DIRECTION →
Reproduce every entry in the listing without alteration.

INPUT ROWS →
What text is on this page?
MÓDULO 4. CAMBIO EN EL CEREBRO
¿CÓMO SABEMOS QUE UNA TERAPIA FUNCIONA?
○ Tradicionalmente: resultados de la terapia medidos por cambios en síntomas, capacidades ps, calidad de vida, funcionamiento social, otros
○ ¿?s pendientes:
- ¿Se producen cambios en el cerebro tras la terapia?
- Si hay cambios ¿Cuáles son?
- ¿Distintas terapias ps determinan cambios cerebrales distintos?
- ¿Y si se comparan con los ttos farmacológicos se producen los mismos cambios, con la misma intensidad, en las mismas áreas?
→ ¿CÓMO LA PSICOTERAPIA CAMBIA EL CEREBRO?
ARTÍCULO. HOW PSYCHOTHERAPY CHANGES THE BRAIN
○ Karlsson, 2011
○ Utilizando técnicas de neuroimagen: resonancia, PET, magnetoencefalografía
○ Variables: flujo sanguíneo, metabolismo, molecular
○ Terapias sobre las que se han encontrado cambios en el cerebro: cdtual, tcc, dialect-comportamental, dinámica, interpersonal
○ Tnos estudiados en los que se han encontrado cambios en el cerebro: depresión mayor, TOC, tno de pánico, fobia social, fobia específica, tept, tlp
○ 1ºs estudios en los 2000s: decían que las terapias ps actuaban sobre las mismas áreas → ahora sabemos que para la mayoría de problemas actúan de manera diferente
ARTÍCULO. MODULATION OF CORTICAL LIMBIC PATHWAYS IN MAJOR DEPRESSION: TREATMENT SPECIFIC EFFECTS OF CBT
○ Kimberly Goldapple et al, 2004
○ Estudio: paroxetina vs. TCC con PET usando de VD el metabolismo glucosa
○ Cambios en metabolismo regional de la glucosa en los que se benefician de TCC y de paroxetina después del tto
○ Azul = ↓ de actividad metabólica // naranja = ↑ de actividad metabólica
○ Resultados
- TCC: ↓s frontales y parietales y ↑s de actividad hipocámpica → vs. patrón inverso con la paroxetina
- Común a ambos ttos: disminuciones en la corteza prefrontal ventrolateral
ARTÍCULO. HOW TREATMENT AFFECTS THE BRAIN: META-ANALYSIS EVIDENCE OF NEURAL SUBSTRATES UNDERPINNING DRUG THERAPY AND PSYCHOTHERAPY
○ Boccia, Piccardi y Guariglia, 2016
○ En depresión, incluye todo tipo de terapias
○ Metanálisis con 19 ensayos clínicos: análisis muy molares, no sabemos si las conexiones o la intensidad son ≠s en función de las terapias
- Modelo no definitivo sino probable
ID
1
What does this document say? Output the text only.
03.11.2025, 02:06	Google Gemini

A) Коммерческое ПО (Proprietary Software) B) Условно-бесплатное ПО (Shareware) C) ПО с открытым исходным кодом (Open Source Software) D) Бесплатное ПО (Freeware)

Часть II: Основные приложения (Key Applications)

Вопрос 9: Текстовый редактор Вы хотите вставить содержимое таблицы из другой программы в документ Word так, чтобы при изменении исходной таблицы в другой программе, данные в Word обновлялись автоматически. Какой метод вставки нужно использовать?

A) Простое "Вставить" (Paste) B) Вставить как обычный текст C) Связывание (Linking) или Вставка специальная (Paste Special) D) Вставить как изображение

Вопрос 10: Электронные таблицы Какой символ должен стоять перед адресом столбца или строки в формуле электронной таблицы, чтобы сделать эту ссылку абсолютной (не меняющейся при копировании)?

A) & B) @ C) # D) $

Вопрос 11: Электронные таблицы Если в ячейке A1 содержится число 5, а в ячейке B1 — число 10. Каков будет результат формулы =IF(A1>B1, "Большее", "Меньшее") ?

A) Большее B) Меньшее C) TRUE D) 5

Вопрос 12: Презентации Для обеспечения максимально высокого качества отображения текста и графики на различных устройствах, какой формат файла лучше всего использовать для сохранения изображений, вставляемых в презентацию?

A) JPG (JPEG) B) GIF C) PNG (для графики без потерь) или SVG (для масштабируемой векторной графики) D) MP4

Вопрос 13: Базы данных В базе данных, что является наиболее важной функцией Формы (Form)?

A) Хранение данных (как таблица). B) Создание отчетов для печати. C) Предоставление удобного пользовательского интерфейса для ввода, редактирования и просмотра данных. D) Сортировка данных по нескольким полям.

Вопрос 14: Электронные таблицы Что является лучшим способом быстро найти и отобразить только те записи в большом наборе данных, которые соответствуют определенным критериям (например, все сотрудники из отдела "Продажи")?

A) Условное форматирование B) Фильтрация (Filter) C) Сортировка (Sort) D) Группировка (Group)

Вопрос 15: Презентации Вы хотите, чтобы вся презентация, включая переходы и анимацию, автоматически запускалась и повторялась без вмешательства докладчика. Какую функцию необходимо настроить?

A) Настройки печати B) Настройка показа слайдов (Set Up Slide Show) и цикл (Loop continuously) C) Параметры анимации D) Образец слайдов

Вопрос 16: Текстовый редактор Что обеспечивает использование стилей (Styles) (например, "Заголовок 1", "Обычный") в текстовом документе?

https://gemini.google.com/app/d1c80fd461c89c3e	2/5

SOLUTION BELOW →
What text is on this page?
MÓDULO 4. CAMBIO EN EL CEREBRO
¿CÓMO SABEMOS QUE UNA TERAPIA FUNCIONA?
○ Tradicionalmente: resultados de la terapia medidos por cambios en síntomas, capacidades ps, calidad de vida, funcionamiento social, otros
○ ¿?s pendientes:
- ¿Se producen cambios en el cerebro tras la terapia?
- Si hay cambios ¿Cuáles son?
- ¿Distintas terapias ps determinan cambios cerebrales distintos?
- ¿Y si se comparan con los ttos farmacológicos se producen los mismos cambios, con la misma intensidad, en las mismas áreas?
→ ¿CÓMO LA PSICOTERAPIA CAMBIA EL CEREBRO?
ARTÍCULO. HOW PSYCHOTHERAPY CHANGES THE BRAIN
○ Karlsson, 2011
○ Utilizando técnicas de neuroimagen: resonancia, PET, magnetoencefalografía
○ Variables: flujo sanguíneo, metabolismo, molecular
○ Terapias sobre las que se han encontrado cambios en el cerebro: cdtual, tcc, dialect-comportamental, dinámica, interpersonal
○ Tnos estudiados en los que se han encontrado cambios en el cerebro: depresión mayor, TOC, tno de pánico, fobia social, fobia específica, tept, tlp
○ 1ºs estudios en los 2000s: decían que las terapias ps actuaban sobre las mismas áreas → ahora sabemos que para la mayoría de problemas actúan de manera diferente
ARTÍCULO. MODULATION OF CORTICAL LIMBIC PATHWAYS IN MAJOR DEPRESSION: TREATMENT SPECIFIC EFFECTS OF CBT
○ Kimberly Goldapple et al, 2004
○ Estudio: paroxetina vs. TCC con PET usando de VD el metabolismo glucosa
○ Cambios en metabolismo regional de la glucosa en los que se benefician de TCC y de paroxetina después del tto
○ Azul = ↓ de actividad metabólica // naranja = ↑ de actividad metabólica
○ Resultados
- TCC: ↓s frontales y parietales y ↑s de actividad hipocámpica → vs. patrón inverso con la paroxetina
- Común a ambos ttos: disminuciones en la corteza prefrontal ventrolateral
ARTÍCULO. HOW TREATMENT AFFECTS THE BRAIN: META-ANALYSIS EVIDENCE OF NEURAL SUBSTRATES UNDERPINNING DRUG THERAPY AND PSYCHOTHERAPY
○ Boccia, Piccardi y Guariglia, 2016
○ En depresión, incluye todo tipo de terapias
○ Metanálisis con 19 ensayos clínicos: análisis muy molares, no sabemos si las conexiones o la intensidad son ≠s en función de las terapias
- Modelo no definitivo sino probable
ID
1
What does this document say? Output the text only.
03.11.2025, 02:06	Google Gemini

A) Коммерческое ПО (Proprietary Software) B) Условно-бесплатное ПО (Shareware) C) ПО с открытым исходным кодом (Open Source Software) D) Бесплатное ПО (Freeware)

Часть II: Основные приложения (Key Applications)

Вопрос 9: Текстовый редактор Вы хотите вставить содержимое таблицы из другой программы в документ Word так, чтобы при изменении исходной таблицы в другой программе, данные в Word обновлялись автоматически. Какой метод вставки нужно использовать?

A) Простое "Вставить" (Paste) B) Вставить как обычный текст C) Связывание (Linking) или Вставка специальная (Paste Special) D) Вставить как изображение

Вопрос 10: Электронные таблицы Какой символ должен стоять перед адресом столбца или строки в формуле электронной таблицы, чтобы сделать эту ссылку абсолютной (не меняющейся при копировании)?

A) & B) @ C) # D) $

Вопрос 11: Электронные таблицы Если в ячейке A1 содержится число 5, а в ячейке B1 — число 10. Каков будет результат формулы =IF(A1>B1, "Большее", "Меньшее") ?

A) Большее B) Меньшее C) TRUE D) 5

Вопрос 12: Презентации Для обеспечения максимально высокого качества отображения текста и графики на различных устройствах, какой формат файла лучше всего использовать для сохранения изображений, вставляемых в презентацию?

A) JPG (JPEG) B) GIF C) PNG (для графики без потерь) или SVG (для масштабируемой векторной графики) D) MP4

Вопрос 13: Базы данных В базе данных, что является наиболее важной функцией Формы (Form)?

A) Хранение данных (как таблица). B) Создание отчетов для печати. C) Предоставление удобного пользовательского интерфейса для ввода, редактирования и просмотра данных. D) Сортировка данных по нескольким полям.

Вопрос 14: Электронные таблицы Что является лучшим способом быстро найти и отобразить только те записи в большом наборе данных, которые соответствуют определенным критериям (например, все сотрудники из отдела "Продажи")?

A) Условное форматирование B) Фильтрация (Filter) C) Сортировка (Sort) D) Группировка (Group)

Вопрос 15: Презентации Вы хотите, чтобы вся презентация, включая переходы и анимацию, автоматически запускалась и повторялась без вмешательства докладчика. Какую функцию необходимо настроить?

A) Настройки печати B) Настройка показа слайдов (Set Up Slide Show) и цикл (Loop continuously) C) Параметры анимации D) Образец слайдов

Вопрос 16: Текстовый редактор Что обеспечивает использование стилей (Styles) (например, "Заголовок 1", "Обычный") в текстовом документе?

https://gemini.google.com/app/d1c80fd461c89c3e	2/5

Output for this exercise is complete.